▸ WHAT TO WORK ON
Write out all of the records precisely. Skip anything that is a picture.

▸ EXERCISE MATERIALS
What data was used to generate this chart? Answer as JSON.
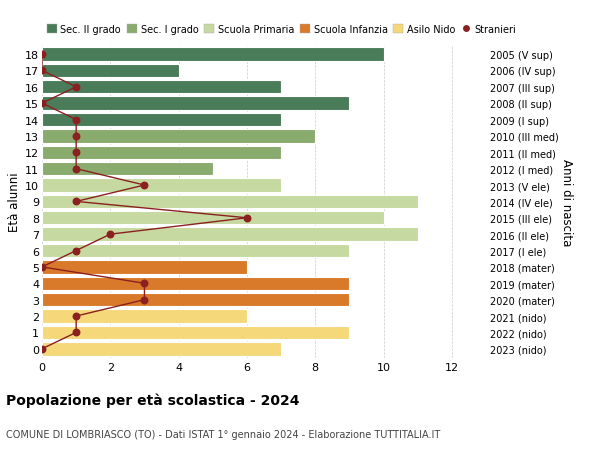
{
  "ages": [
    18,
    17,
    16,
    15,
    14,
    13,
    12,
    11,
    10,
    9,
    8,
    7,
    6,
    5,
    4,
    3,
    2,
    1,
    0
  ],
  "years": [
    "2005 (V sup)",
    "2006 (IV sup)",
    "2007 (III sup)",
    "2008 (II sup)",
    "2009 (I sup)",
    "2010 (III med)",
    "2011 (II med)",
    "2012 (I med)",
    "2013 (V ele)",
    "2014 (IV ele)",
    "2015 (III ele)",
    "2016 (II ele)",
    "2017 (I ele)",
    "2018 (mater)",
    "2019 (mater)",
    "2020 (mater)",
    "2021 (nido)",
    "2022 (nido)",
    "2023 (nido)"
  ],
  "bar_values": [
    10,
    4,
    7,
    9,
    7,
    8,
    7,
    5,
    7,
    11,
    10,
    11,
    9,
    6,
    9,
    9,
    6,
    9,
    7
  ],
  "bar_colors": [
    "#4a7c59",
    "#4a7c59",
    "#4a7c59",
    "#4a7c59",
    "#4a7c59",
    "#8aab6e",
    "#8aab6e",
    "#8aab6e",
    "#c5d9a0",
    "#c5d9a0",
    "#c5d9a0",
    "#c5d9a0",
    "#c5d9a0",
    "#d97a2a",
    "#d97a2a",
    "#d97a2a",
    "#f5d87a",
    "#f5d87a",
    "#f5d87a"
  ],
  "stranieri_values": [
    0,
    0,
    1,
    0,
    1,
    1,
    1,
    1,
    3,
    1,
    6,
    2,
    1,
    0,
    3,
    3,
    1,
    1,
    0
  ],
  "stranieri_color": "#8b2020",
  "legend_labels": [
    "Sec. II grado",
    "Sec. I grado",
    "Scuola Primaria",
    "Scuola Infanzia",
    "Asilo Nido",
    "Stranieri"
  ],
  "legend_colors": [
    "#4a7c59",
    "#8aab6e",
    "#c5d9a0",
    "#d97a2a",
    "#f5d87a",
    "#8b2020"
  ],
  "title": "Popolazione per età scolastica - 2024",
  "subtitle": "COMUNE DI LOMBRIASCO (TO) - Dati ISTAT 1° gennaio 2024 - Elaborazione TUTTITALIA.IT",
  "ylabel": "Età alunni",
  "right_ylabel": "Anni di nascita",
  "xlabel_vals": [
    0,
    2,
    4,
    6,
    8,
    10,
    12
  ],
  "xlim": [
    0,
    13
  ],
  "bg_color": "#ffffff",
  "bar_edge_color": "#ffffff",
  "grid_color": "#cccccc"
}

▸ RESPONSE FOR THIS EXERCISE
What data was used to generate this chart? Answer as JSON.
{
  "ages": [
    18,
    17,
    16,
    15,
    14,
    13,
    12,
    11,
    10,
    9,
    8,
    7,
    6,
    5,
    4,
    3,
    2,
    1,
    0
  ],
  "years": [
    "2005 (V sup)",
    "2006 (IV sup)",
    "2007 (III sup)",
    "2008 (II sup)",
    "2009 (I sup)",
    "2010 (III med)",
    "2011 (II med)",
    "2012 (I med)",
    "2013 (V ele)",
    "2014 (IV ele)",
    "2015 (III ele)",
    "2016 (II ele)",
    "2017 (I ele)",
    "2018 (mater)",
    "2019 (mater)",
    "2020 (mater)",
    "2021 (nido)",
    "2022 (nido)",
    "2023 (nido)"
  ],
  "bar_values": [
    10,
    4,
    7,
    9,
    7,
    8,
    7,
    5,
    7,
    11,
    10,
    11,
    9,
    6,
    9,
    9,
    6,
    9,
    7
  ],
  "bar_colors": [
    "#4a7c59",
    "#4a7c59",
    "#4a7c59",
    "#4a7c59",
    "#4a7c59",
    "#8aab6e",
    "#8aab6e",
    "#8aab6e",
    "#c5d9a0",
    "#c5d9a0",
    "#c5d9a0",
    "#c5d9a0",
    "#c5d9a0",
    "#d97a2a",
    "#d97a2a",
    "#d97a2a",
    "#f5d87a",
    "#f5d87a",
    "#f5d87a"
  ],
  "stranieri_values": [
    0,
    0,
    1,
    0,
    1,
    1,
    1,
    1,
    3,
    1,
    6,
    2,
    1,
    0,
    3,
    3,
    1,
    1,
    0
  ],
  "stranieri_color": "#8b2020",
  "legend_labels": [
    "Sec. II grado",
    "Sec. I grado",
    "Scuola Primaria",
    "Scuola Infanzia",
    "Asilo Nido",
    "Stranieri"
  ],
  "legend_colors": [
    "#4a7c59",
    "#8aab6e",
    "#c5d9a0",
    "#d97a2a",
    "#f5d87a",
    "#8b2020"
  ],
  "title": "Popolazione per età scolastica - 2024",
  "subtitle": "COMUNE DI LOMBRIASCO (TO) - Dati ISTAT 1° gennaio 2024 - Elaborazione TUTTITALIA.IT",
  "ylabel": "Età alunni",
  "right_ylabel": "Anni di nascita",
  "xlabel_vals": [
    0,
    2,
    4,
    6,
    8,
    10,
    12
  ],
  "xlim": [
    0,
    13
  ],
  "bg_color": "#ffffff",
  "bar_edge_color": "#ffffff",
  "grid_color": "#cccccc"
}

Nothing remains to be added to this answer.